• **GOAL OF THE EXERCISE**:
Every entry must be duplicated precisely as written.

• **Entries taken from a collection**:
※

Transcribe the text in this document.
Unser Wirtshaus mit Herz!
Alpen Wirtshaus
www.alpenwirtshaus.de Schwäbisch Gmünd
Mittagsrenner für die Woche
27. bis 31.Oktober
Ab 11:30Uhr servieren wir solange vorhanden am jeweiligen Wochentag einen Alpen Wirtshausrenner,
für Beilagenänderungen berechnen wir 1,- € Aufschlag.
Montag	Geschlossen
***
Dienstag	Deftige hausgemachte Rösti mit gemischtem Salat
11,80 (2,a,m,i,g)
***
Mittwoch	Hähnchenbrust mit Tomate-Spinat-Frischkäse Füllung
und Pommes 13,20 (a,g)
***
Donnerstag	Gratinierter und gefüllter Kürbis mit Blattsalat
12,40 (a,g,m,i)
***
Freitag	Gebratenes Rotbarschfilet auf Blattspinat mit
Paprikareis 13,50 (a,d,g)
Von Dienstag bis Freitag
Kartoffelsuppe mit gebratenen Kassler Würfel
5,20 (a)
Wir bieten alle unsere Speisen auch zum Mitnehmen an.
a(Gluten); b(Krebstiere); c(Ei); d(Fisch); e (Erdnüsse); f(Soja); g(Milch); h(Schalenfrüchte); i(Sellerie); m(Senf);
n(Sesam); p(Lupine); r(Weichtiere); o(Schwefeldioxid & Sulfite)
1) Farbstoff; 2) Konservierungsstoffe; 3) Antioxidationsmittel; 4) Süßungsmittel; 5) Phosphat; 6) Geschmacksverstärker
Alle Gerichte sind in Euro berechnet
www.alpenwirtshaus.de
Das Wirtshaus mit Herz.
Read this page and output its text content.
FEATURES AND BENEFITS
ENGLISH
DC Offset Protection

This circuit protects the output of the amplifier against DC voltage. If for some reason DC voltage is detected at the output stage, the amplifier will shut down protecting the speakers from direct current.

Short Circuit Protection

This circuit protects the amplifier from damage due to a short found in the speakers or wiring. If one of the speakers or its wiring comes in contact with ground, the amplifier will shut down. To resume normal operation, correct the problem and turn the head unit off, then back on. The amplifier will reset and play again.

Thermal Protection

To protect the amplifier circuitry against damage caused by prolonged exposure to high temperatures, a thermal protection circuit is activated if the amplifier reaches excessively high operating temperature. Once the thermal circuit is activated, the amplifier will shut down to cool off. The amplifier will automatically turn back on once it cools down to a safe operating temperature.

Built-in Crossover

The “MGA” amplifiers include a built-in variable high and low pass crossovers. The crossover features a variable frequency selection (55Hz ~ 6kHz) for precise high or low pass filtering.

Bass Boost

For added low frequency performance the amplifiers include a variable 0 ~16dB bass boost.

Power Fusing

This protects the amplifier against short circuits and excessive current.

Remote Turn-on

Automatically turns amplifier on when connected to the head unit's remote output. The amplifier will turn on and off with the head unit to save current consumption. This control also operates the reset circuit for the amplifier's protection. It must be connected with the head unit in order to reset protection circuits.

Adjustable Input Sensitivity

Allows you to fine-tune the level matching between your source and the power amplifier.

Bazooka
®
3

※

• **RESULT OF THIS EXERCISE**:
Transcribe the text in this document.
Unser Wirtshaus mit Herz!
Alpen Wirtshaus
www.alpenwirtshaus.de Schwäbisch Gmünd
Mittagsrenner für die Woche
27. bis 31.Oktober
Ab 11:30Uhr servieren wir solange vorhanden am jeweiligen Wochentag einen Alpen Wirtshausrenner,
für Beilagenänderungen berechnen wir 1,- € Aufschlag.
Montag	Geschlossen
***
Dienstag	Deftige hausgemachte Rösti mit gemischtem Salat
11,80 (2,a,m,i,g)
***
Mittwoch	Hähnchenbrust mit Tomate-Spinat-Frischkäse Füllung
und Pommes 13,20 (a,g)
***
Donnerstag	Gratinierter und gefüllter Kürbis mit Blattsalat
12,40 (a,g,m,i)
***
Freitag	Gebratenes Rotbarschfilet auf Blattspinat mit
Paprikareis 13,50 (a,d,g)
Von Dienstag bis Freitag
Kartoffelsuppe mit gebratenen Kassler Würfel
5,20 (a)
Wir bieten alle unsere Speisen auch zum Mitnehmen an.
a(Gluten); b(Krebstiere); c(Ei); d(Fisch); e (Erdnüsse); f(Soja); g(Milch); h(Schalenfrüchte); i(Sellerie); m(Senf);
n(Sesam); p(Lupine); r(Weichtiere); o(Schwefeldioxid & Sulfite)
1) Farbstoff; 2) Konservierungsstoffe; 3) Antioxidationsmittel; 4) Süßungsmittel; 5) Phosphat; 6) Geschmacksverstärker
Alle Gerichte sind in Euro berechnet
www.alpenwirtshaus.de
Das Wirtshaus mit Herz.
Read this page and output its text content.
FEATURES AND BENEFITS
ENGLISH
DC Offset Protection

This circuit protects the output of the amplifier against DC voltage. If for some reason DC voltage is detected at the output stage, the amplifier will shut down protecting the speakers from direct current.

Short Circuit Protection

This circuit protects the amplifier from damage due to a short found in the speakers or wiring. If one of the speakers or its wiring comes in contact with ground, the amplifier will shut down. To resume normal operation, correct the problem and turn the head unit off, then back on. The amplifier will reset and play again.

Thermal Protection

To protect the amplifier circuitry against damage caused by prolonged exposure to high temperatures, a thermal protection circuit is activated if the amplifier reaches excessively high operating temperature. Once the thermal circuit is activated, the amplifier will shut down to cool off. The amplifier will automatically turn back on once it cools down to a safe operating temperature.

Built-in Crossover

The “MGA” amplifiers include a built-in variable high and low pass crossovers. The crossover features a variable frequency selection (55Hz ~ 6kHz) for precise high or low pass filtering.

Bass Boost

For added low frequency performance the amplifiers include a variable 0 ~16dB bass boost.

Power Fusing

This protects the amplifier against short circuits and excessive current.

Remote Turn-on

Automatically turns amplifier on when connected to the head unit's remote output. The amplifier will turn on and off with the head unit to save current consumption. This control also operates the reset circuit for the amplifier's protection. It must be connected with the head unit in order to reset protection circuits.

Adjustable Input Sensitivity

Allows you to fine-tune the level matching between your source and the power amplifier.

Bazooka
®
3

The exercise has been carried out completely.